WHAT THE TASK REQUIRES >> Copy every line from the material below that holds "Зарегистрированные".

[start of STORED DATA]

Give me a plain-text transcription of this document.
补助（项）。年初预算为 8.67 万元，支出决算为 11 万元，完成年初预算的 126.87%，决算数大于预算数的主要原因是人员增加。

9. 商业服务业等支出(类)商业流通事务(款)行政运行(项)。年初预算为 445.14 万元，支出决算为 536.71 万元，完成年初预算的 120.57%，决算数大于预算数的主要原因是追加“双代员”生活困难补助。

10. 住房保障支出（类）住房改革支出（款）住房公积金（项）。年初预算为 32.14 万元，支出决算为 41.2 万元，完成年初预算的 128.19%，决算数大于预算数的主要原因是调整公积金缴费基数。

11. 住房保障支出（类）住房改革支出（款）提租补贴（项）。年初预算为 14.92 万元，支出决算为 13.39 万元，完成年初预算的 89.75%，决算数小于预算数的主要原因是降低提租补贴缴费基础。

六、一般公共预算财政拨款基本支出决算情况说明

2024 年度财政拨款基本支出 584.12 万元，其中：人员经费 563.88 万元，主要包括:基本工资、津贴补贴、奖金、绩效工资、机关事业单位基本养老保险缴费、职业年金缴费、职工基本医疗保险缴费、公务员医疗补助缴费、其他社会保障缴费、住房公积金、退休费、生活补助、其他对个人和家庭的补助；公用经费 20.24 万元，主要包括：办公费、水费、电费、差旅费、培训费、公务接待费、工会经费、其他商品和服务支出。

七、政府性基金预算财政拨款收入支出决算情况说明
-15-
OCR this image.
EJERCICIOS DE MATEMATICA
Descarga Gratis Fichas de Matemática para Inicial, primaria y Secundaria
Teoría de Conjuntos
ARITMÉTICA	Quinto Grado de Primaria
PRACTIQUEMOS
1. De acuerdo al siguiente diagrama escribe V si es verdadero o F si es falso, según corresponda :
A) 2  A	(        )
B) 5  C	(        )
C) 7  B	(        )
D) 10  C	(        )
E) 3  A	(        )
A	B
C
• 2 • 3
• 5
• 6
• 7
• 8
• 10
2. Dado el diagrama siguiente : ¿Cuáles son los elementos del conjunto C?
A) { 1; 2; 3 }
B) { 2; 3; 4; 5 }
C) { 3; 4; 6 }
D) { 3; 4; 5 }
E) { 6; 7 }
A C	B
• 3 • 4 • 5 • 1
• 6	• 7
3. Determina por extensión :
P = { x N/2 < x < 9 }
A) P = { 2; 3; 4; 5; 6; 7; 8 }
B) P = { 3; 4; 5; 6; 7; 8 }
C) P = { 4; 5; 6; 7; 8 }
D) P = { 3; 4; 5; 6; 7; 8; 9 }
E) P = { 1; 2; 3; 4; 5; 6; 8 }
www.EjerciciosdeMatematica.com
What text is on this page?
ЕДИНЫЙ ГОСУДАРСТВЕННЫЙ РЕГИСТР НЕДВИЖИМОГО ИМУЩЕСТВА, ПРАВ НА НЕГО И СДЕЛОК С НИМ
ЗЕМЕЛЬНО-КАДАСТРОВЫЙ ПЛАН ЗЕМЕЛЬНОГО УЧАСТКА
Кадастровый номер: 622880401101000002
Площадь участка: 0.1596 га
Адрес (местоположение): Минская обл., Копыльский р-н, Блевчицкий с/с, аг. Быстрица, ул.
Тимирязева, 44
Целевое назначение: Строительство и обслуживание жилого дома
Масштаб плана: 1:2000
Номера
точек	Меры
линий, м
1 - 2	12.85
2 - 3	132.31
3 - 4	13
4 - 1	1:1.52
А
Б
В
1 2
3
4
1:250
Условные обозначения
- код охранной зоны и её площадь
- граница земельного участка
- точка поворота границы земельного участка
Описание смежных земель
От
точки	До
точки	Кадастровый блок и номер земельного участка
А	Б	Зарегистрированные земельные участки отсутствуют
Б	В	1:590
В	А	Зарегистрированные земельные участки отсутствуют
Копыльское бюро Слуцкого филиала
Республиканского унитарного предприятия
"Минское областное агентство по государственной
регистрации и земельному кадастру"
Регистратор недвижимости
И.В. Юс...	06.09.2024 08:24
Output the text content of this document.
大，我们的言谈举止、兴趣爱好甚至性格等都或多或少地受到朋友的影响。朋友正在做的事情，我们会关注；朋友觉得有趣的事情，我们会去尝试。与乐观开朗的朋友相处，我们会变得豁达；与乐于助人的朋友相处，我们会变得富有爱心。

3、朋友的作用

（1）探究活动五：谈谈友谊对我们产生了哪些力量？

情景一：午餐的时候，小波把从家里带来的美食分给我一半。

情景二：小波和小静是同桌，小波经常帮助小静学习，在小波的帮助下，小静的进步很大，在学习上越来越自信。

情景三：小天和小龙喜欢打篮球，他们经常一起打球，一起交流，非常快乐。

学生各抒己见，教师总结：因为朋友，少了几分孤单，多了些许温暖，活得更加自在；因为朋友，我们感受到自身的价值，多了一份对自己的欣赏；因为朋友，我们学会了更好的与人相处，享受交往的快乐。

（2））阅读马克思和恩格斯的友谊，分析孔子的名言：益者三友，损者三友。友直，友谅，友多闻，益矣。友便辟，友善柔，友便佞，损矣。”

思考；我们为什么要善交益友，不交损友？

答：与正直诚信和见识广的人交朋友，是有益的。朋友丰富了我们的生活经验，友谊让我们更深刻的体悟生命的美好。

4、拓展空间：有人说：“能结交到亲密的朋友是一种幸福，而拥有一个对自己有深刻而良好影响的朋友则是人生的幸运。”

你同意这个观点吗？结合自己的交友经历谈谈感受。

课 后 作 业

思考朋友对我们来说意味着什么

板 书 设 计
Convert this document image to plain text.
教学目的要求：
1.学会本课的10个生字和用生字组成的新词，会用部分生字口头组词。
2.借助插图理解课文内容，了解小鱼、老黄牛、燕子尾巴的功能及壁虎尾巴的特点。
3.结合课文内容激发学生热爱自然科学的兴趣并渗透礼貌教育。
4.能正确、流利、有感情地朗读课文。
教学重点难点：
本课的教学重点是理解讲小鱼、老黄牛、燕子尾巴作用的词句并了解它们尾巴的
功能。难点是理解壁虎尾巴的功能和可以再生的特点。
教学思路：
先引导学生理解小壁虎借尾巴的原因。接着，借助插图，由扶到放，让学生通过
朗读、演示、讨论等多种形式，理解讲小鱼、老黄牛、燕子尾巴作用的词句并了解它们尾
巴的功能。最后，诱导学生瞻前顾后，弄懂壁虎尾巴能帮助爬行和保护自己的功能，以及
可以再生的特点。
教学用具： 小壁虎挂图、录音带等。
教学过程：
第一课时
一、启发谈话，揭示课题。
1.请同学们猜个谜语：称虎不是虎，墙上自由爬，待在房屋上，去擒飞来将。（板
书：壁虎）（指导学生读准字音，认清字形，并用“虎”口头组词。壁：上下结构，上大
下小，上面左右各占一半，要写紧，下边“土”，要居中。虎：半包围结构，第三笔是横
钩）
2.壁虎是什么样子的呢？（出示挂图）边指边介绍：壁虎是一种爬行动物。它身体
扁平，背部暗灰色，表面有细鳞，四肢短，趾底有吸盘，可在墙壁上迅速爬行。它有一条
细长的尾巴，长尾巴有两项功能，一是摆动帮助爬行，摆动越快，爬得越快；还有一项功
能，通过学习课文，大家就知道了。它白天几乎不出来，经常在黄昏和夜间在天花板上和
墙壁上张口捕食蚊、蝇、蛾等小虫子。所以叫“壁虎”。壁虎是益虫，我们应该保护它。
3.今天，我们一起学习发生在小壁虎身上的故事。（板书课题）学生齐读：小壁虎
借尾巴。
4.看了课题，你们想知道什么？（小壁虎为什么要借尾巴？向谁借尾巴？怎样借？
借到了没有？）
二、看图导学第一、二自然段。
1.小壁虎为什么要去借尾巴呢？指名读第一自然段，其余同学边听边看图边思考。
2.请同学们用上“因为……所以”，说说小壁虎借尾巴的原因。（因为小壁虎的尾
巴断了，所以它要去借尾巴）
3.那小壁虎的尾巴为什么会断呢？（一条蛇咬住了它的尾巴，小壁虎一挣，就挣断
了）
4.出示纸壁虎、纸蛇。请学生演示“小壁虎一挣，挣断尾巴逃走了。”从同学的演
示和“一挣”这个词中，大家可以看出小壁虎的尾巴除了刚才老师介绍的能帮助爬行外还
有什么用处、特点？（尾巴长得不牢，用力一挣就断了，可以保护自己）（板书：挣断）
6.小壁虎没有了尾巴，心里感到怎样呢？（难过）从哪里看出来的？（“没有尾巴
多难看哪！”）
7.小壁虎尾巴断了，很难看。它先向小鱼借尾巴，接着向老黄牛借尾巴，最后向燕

[end of STORED DATA]

WRITTEN REPLY >>
А	Б	Зарегистрированные земельные участки отсутствуют
В	А	Зарегистрированные земельные участки отсутствуют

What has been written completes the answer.